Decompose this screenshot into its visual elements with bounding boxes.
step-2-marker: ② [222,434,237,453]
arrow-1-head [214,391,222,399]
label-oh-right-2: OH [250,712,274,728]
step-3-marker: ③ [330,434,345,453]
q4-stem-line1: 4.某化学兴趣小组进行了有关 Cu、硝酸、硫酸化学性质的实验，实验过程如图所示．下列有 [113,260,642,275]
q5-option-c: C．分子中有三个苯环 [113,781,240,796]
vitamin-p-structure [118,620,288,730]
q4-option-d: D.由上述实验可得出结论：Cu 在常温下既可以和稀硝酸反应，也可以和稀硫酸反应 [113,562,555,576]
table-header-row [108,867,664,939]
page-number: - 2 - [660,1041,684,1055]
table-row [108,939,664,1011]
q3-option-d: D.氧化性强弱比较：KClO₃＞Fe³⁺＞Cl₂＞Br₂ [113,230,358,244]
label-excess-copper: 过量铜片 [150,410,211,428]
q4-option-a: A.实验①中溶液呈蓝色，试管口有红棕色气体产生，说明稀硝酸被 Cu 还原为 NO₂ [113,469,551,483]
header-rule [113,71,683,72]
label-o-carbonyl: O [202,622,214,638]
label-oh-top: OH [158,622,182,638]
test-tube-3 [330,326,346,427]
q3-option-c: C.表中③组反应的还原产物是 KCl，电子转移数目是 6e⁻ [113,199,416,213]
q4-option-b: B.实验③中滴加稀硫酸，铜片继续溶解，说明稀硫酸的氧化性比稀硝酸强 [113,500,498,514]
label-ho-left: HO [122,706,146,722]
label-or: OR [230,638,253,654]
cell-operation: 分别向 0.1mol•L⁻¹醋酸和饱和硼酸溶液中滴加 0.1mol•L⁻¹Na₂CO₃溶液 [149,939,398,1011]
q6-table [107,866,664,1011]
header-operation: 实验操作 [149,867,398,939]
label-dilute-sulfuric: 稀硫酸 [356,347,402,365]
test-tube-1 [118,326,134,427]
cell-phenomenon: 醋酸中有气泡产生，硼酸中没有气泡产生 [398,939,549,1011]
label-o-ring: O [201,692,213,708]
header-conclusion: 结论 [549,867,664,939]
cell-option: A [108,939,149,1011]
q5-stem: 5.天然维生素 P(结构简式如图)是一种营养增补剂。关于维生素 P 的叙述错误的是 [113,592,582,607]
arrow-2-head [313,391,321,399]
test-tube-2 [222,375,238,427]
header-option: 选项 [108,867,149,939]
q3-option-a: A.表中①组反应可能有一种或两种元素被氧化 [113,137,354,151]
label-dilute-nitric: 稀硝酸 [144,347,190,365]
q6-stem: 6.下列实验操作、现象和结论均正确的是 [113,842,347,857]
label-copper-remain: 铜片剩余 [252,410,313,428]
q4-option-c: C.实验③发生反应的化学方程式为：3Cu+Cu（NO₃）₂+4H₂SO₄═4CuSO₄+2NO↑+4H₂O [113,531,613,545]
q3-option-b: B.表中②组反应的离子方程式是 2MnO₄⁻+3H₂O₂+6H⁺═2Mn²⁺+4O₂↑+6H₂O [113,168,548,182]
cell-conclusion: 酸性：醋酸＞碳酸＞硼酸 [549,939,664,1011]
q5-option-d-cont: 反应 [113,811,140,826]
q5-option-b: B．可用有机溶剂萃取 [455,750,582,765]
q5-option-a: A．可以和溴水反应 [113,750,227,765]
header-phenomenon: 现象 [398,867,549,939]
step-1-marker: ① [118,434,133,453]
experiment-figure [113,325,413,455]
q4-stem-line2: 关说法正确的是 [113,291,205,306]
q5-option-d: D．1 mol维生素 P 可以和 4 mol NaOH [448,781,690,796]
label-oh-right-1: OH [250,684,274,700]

===

Please count the lines of the records that contain the string "operation", where case counts, and give only the number.

2